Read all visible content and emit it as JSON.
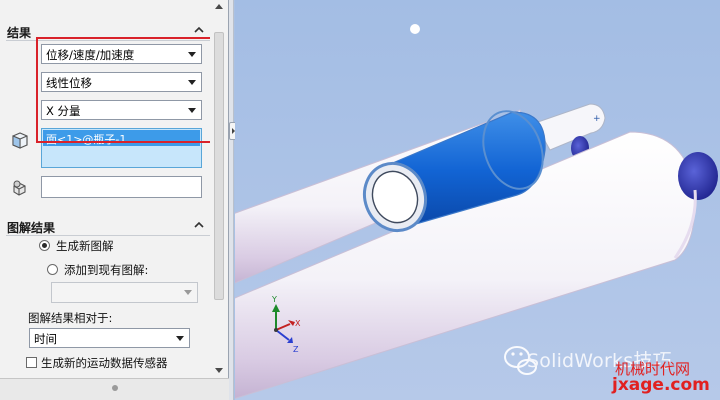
{
  "results": {
    "title": "结果",
    "combo_type": "位移/速度/加速度",
    "combo_subtype": "线性位移",
    "combo_component": "X 分量",
    "selected_item": "面<1>@瓶子-1"
  },
  "plot_results": {
    "title": "图解结果",
    "radio_new": "生成新图解",
    "radio_add": "添加到现有图解:",
    "relative_label": "图解结果相对于:",
    "relative_value": "时间",
    "checkbox_sensor": "生成新的运动数据传感器"
  },
  "triad": {
    "x": "X",
    "y": "Y",
    "z": "Z"
  },
  "watermark": {
    "brand": "SolidWorks技巧",
    "site1": "机械时代网",
    "site2": "jxage.com"
  },
  "colors": {
    "panel_bg": "#f2f2f2",
    "viewport_bg": "#a9c1e4",
    "highlight_red": "#d9222a",
    "selection_blue": "#3d9be9",
    "face_blue": "#1a6fd8"
  }
}
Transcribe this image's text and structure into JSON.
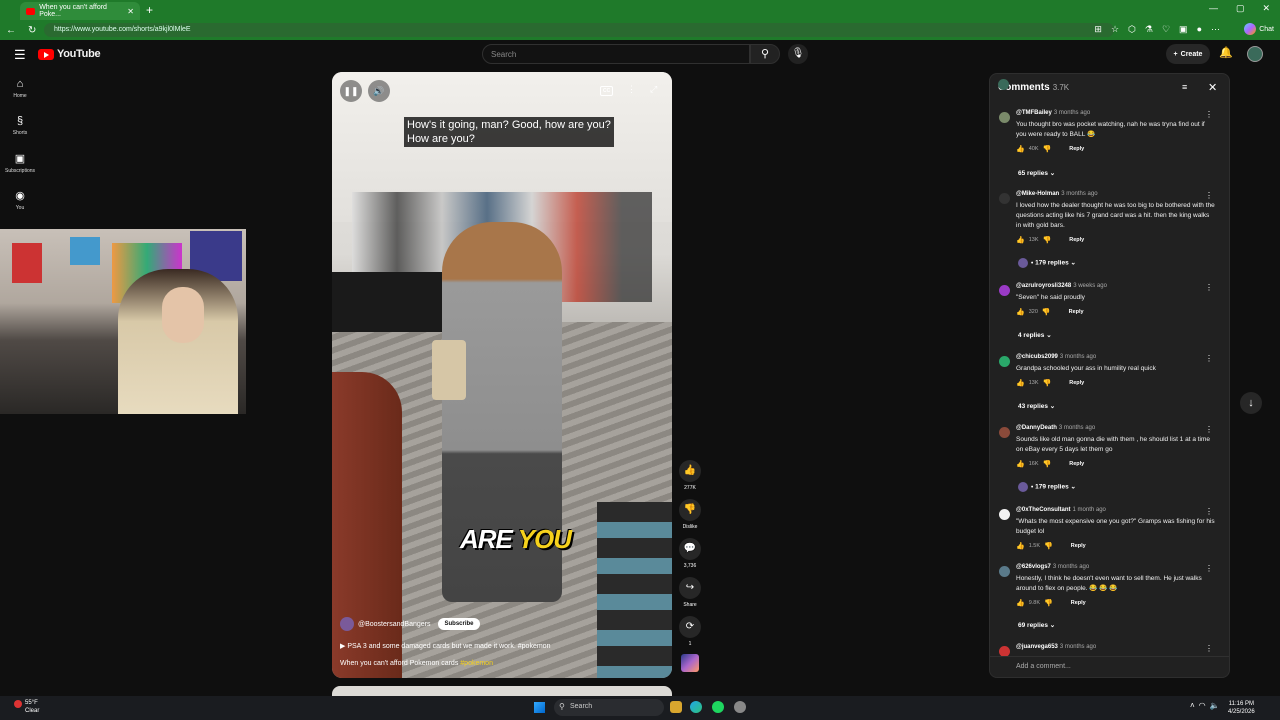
{
  "browser": {
    "tab_title": "When you can't afford Poke...",
    "new_tab": "+",
    "url": "https://www.youtube.com/shorts/a9kjl0lMleE",
    "chat_label": "Chat"
  },
  "youtube": {
    "logo_text": "YouTube",
    "search_placeholder": "Search",
    "create_label": "Create"
  },
  "nav": {
    "items": [
      {
        "label": "Home"
      },
      {
        "label": "Shorts"
      },
      {
        "label": "Subscriptions"
      },
      {
        "label": "You"
      }
    ]
  },
  "video": {
    "subtitle": "How's it going, man? Good, how are you?\nHow are you?",
    "caption_word1": "ARE",
    "caption_word2": "YOU",
    "channel": "@BoostersandBangers",
    "subscribe_label": "Subscribe",
    "music": "PSA 3 and some damaged cards but we made it work. #pokemon",
    "title": "When you can't afford Pokemon cards",
    "title_hashtag": "#pokemon",
    "cc_label": "CC"
  },
  "actions": {
    "likes": "277K",
    "dislike_label": "Dislike",
    "comments": "3,736",
    "share_label": "Share",
    "remix_count": "1"
  },
  "comments": {
    "title": "Comments",
    "count": "3.7K",
    "add_placeholder": "Add a comment...",
    "reply_label": "Reply",
    "items": [
      {
        "user": "@TMFBailey",
        "time": "3 months ago",
        "text": "You thought bro was pocket watching, nah he was tryna find out if you were ready to BALL 😂",
        "likes": "40K",
        "replies": "65 replies",
        "avatar_color": "#7a8a6a"
      },
      {
        "user": "@Mike-Holman",
        "time": "3 months ago",
        "text": "I loved how the dealer thought he was too big to be bothered with the questions acting like his 7 grand card was a hit. then the king walks in with gold bars.",
        "likes": "13K",
        "replies": "179 replies",
        "avatar_color": "#333333"
      },
      {
        "user": "@azrulroyrosli3248",
        "time": "3 weeks ago",
        "text": "\"Seven\" he said proudly",
        "likes": "320",
        "replies": "4 replies",
        "avatar_color": "#9a3ac6"
      },
      {
        "user": "@chicubs2099",
        "time": "3 months ago",
        "text": "Grandpa schooled your ass in humility real quick",
        "likes": "13K",
        "replies": "43 replies",
        "avatar_color": "#2aa86a"
      },
      {
        "user": "@DannyDeath",
        "time": "3 months ago",
        "text": "Sounds like old man gonna die with them , he should list 1 at a time on eBay every 5 days let them go",
        "likes": "16K",
        "replies": "179 replies",
        "avatar_color": "#8a4a3a"
      },
      {
        "user": "@0xTheConsultant",
        "time": "1 month ago",
        "text": "\"Whats the most expensive one you got?\" Gramps was fishing for his budget lol",
        "likes": "1.5K",
        "replies": "",
        "avatar_color": "#f1f1f1"
      },
      {
        "user": "@626vlogs7",
        "time": "3 months ago",
        "text": "Honestly, I think he doesn't even want to sell them. He just walks around to flex on people. 😂 😂 😂",
        "likes": "9.8K",
        "replies": "69 replies",
        "avatar_color": "#5a7a8a"
      },
      {
        "user": "@juanvega653",
        "time": "3 months ago",
        "text": "",
        "likes": "",
        "replies": "",
        "avatar_color": "#c33"
      }
    ]
  },
  "taskbar": {
    "temp": "55°F",
    "condition": "Clear",
    "search_placeholder": "Search",
    "time": "11:16 PM",
    "date": "4/25/2026"
  },
  "colors": {
    "browser_green": "#1f7a2a",
    "youtube_red": "#ff0000",
    "bg": "#0f0f0f",
    "caption_yellow": "#f6d21c"
  }
}
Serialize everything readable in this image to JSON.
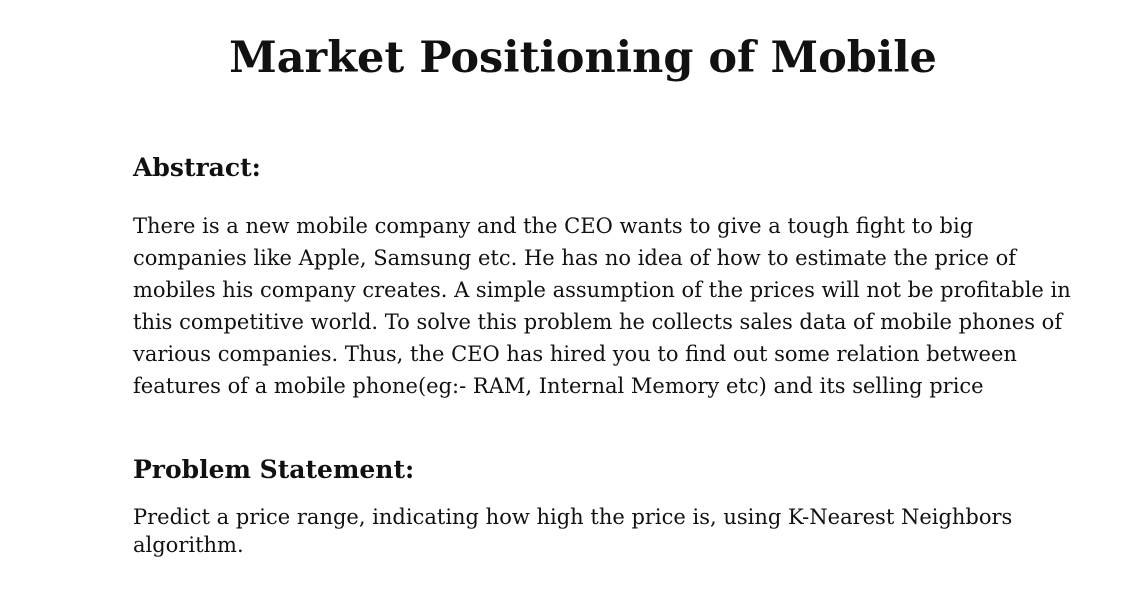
{
  "document": {
    "title": "Market Positioning of Mobile",
    "abstract": {
      "heading": "Abstract:",
      "lines": [
        "There is a new mobile company and the CEO wants to give a tough fight to big",
        "companies like Apple, Samsung etc. He has no idea of how to estimate the price of",
        "mobiles his company creates. A simple assumption of the prices will not be profitable in",
        "this competitive world. To solve this problem he collects sales data of mobile phones of",
        "various companies. Thus, the CEO has hired you to find out some relation between",
        "features of a mobile phone(eg:- RAM, Internal Memory etc) and its selling price"
      ]
    },
    "problem_statement": {
      "heading": "Problem Statement:",
      "lines": [
        "Predict a price range, indicating how high the price is, using K-Nearest Neighbors",
        "algorithm."
      ]
    }
  }
}
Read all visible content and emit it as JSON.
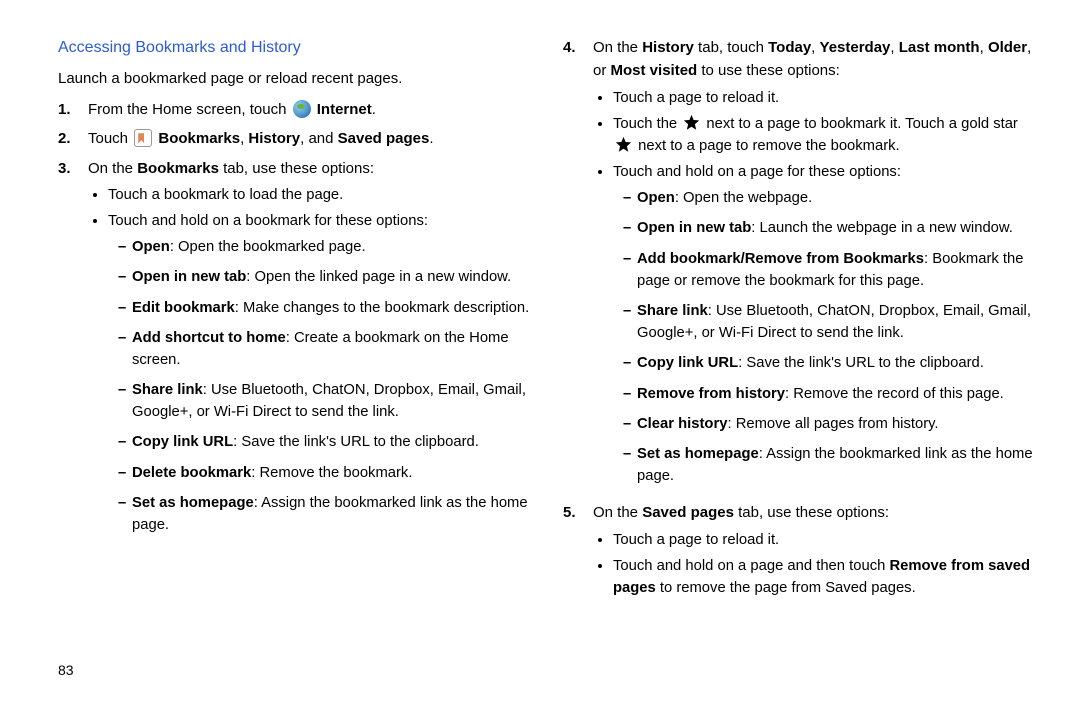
{
  "page_number": "83",
  "left": {
    "heading": "Accessing Bookmarks and History",
    "intro": "Launch a bookmarked page or reload recent pages.",
    "step1": {
      "num": "1.",
      "a": "From the Home screen, touch ",
      "b": "Internet",
      "c": "."
    },
    "step2": {
      "num": "2.",
      "a": "Touch ",
      "b1": "Bookmarks",
      "s1": ", ",
      "b2": "History",
      "s2": ", and ",
      "b3": "Saved pages",
      "c": "."
    },
    "step3": {
      "num": "3.",
      "a": "On the ",
      "b": "Bookmarks",
      "c": " tab, use these options:",
      "bul1": "Touch a bookmark to load the page.",
      "bul2": "Touch and hold on a bookmark for these options:",
      "d1": {
        "b": "Open",
        "t": ": Open the bookmarked page."
      },
      "d2": {
        "b": "Open in new tab",
        "t": ": Open the linked page in a new window."
      },
      "d3": {
        "b": "Edit bookmark",
        "t": ": Make changes to the bookmark description."
      },
      "d4": {
        "b": "Add shortcut to home",
        "t": ": Create a bookmark on the Home screen."
      },
      "d5": {
        "b": "Share link",
        "t": ": Use Bluetooth, ChatON, Dropbox, Email, Gmail, Google+, or Wi-Fi Direct to send the link."
      },
      "d6": {
        "b": "Copy link URL",
        "t": ": Save the link's URL to the clipboard."
      },
      "d7": {
        "b": "Delete bookmark",
        "t": ": Remove the bookmark."
      },
      "d8": {
        "b": "Set as homepage",
        "t": ": Assign the bookmarked link as the home page."
      }
    }
  },
  "right": {
    "step4": {
      "num": "4.",
      "a": "On the ",
      "b1": "History",
      "s1": " tab, touch ",
      "b2": "Today",
      "s2": ", ",
      "b3": "Yesterday",
      "s3": ", ",
      "b4": "Last month",
      "s4": ", ",
      "b5": "Older",
      "s5": ", or ",
      "b6": "Most visited",
      "s6": " to use these options:",
      "bul1": "Touch a page to reload it.",
      "bul2": {
        "p1": "Touch the ",
        "p2": " next to a page to bookmark it. Touch a gold star ",
        "p3": " next to a page to remove the bookmark."
      },
      "bul3": "Touch and hold on a page for these options:",
      "d1": {
        "b": "Open",
        "t": ": Open the webpage."
      },
      "d2": {
        "b": "Open in new tab",
        "t": ": Launch the webpage in a new window."
      },
      "d3": {
        "b": "Add bookmark/Remove from Bookmarks",
        "t": ": Bookmark the page or remove the bookmark for this page."
      },
      "d4": {
        "b": "Share link",
        "t": ": Use Bluetooth, ChatON, Dropbox, Email, Gmail, Google+, or Wi-Fi Direct to send the link."
      },
      "d5": {
        "b": "Copy link URL",
        "t": ": Save the link's URL to the clipboard."
      },
      "d6": {
        "b": "Remove from history",
        "t": ": Remove the record of this page."
      },
      "d7": {
        "b": "Clear history",
        "t": ": Remove all pages from history."
      },
      "d8": {
        "b": "Set as homepage",
        "t": ": Assign the bookmarked link as the home page."
      }
    },
    "step5": {
      "num": "5.",
      "a": "On the ",
      "b": "Saved pages",
      "c": " tab, use these options:",
      "bul1": "Touch a page to reload it.",
      "bul2": {
        "p1": "Touch and hold on a page and then touch ",
        "b": "Remove from saved pages",
        "p2": " to remove the page from Saved pages."
      }
    }
  }
}
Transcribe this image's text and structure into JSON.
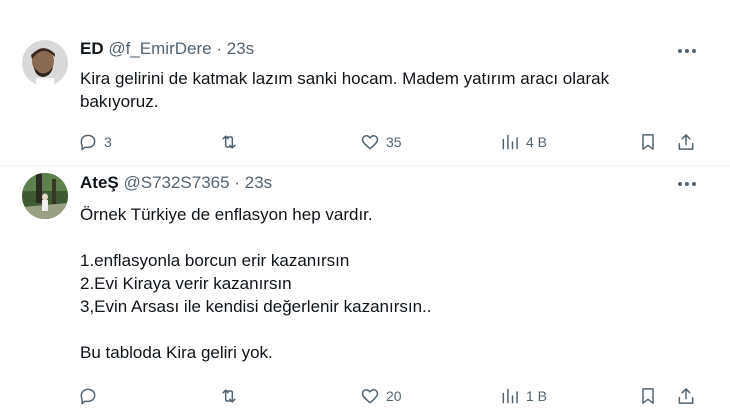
{
  "tweets": [
    {
      "display_name": "ED",
      "handle": "@f_EmirDere",
      "separator": "·",
      "time": "23s",
      "lines": [
        "Kira gelirini de katmak lazım sanki hocam. Madem yatırım aracı olarak",
        "bakıyoruz."
      ],
      "replies": "3",
      "retweets": "",
      "likes": "35",
      "views": "4 B"
    },
    {
      "display_name": "AteŞ",
      "handle": "@S732S7365",
      "separator": "·",
      "time": "23s",
      "lines": [
        "Örnek Türkiye de enflasyon hep vardır.",
        "",
        "1.enflasyonla  borcun erir kazanırsın",
        "2.Evi Kiraya verir kazanırsın",
        "3,Evin Arsası ile  kendisi değerlenir kazanırsın..",
        "",
        "Bu tabloda Kira geliri yok."
      ],
      "replies": "",
      "retweets": "",
      "likes": "20",
      "views": "1 B"
    }
  ],
  "icons": [
    "reply-icon",
    "retweet-icon",
    "like-icon",
    "views-icon",
    "bookmark-icon",
    "share-icon",
    "more-icon"
  ],
  "colors": {
    "text": "#0f1419",
    "secondary": "#536471",
    "divider": "#eff3f4"
  }
}
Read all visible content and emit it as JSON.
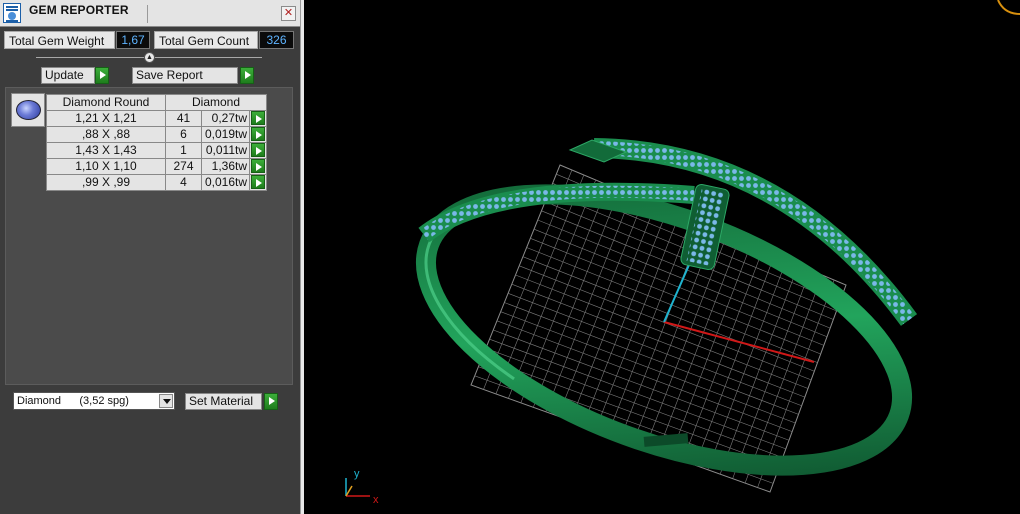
{
  "window": {
    "title": "GEM REPORTER",
    "close_icon": "close-icon"
  },
  "stats": {
    "weight_label": "Total Gem Weight",
    "weight_value": "1,67",
    "count_label": "Total Gem Count",
    "count_value": "326"
  },
  "actions": {
    "update_label": "Update",
    "save_label": "Save Report"
  },
  "table": {
    "headers": [
      "Diamond Round",
      "Diamond"
    ],
    "rows": [
      {
        "size": "1,21 X 1,21",
        "count": "41",
        "weight": "0,27tw"
      },
      {
        "size": ",88 X ,88",
        "count": "6",
        "weight": "0,019tw"
      },
      {
        "size": "1,43 X 1,43",
        "count": "1",
        "weight": "0,011tw"
      },
      {
        "size": "1,10 X 1,10",
        "count": "274",
        "weight": "1,36tw"
      },
      {
        "size": ",99 X ,99",
        "count": "4",
        "weight": "0,016tw"
      }
    ]
  },
  "material": {
    "selected": "Diamond      (3,52 spg)",
    "set_label": "Set Material"
  },
  "viewport": {
    "axis_y_label": "y",
    "axis_x_label": "x",
    "colors": {
      "ring": "#1d8a4e",
      "gem": "#7ab8e8",
      "grid": "#9a9a9a",
      "axis_x": "#d01818",
      "axis_y": "#1eb4d0"
    }
  }
}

----------

▶ **WORK TO BE COMPLETED**
Pick out the lines containing the string "When".

▶ **FULL OUTPUT**
    "tab_title": "When you can't afford Poke...",
    "title": "When you can't afford Pokemon cards",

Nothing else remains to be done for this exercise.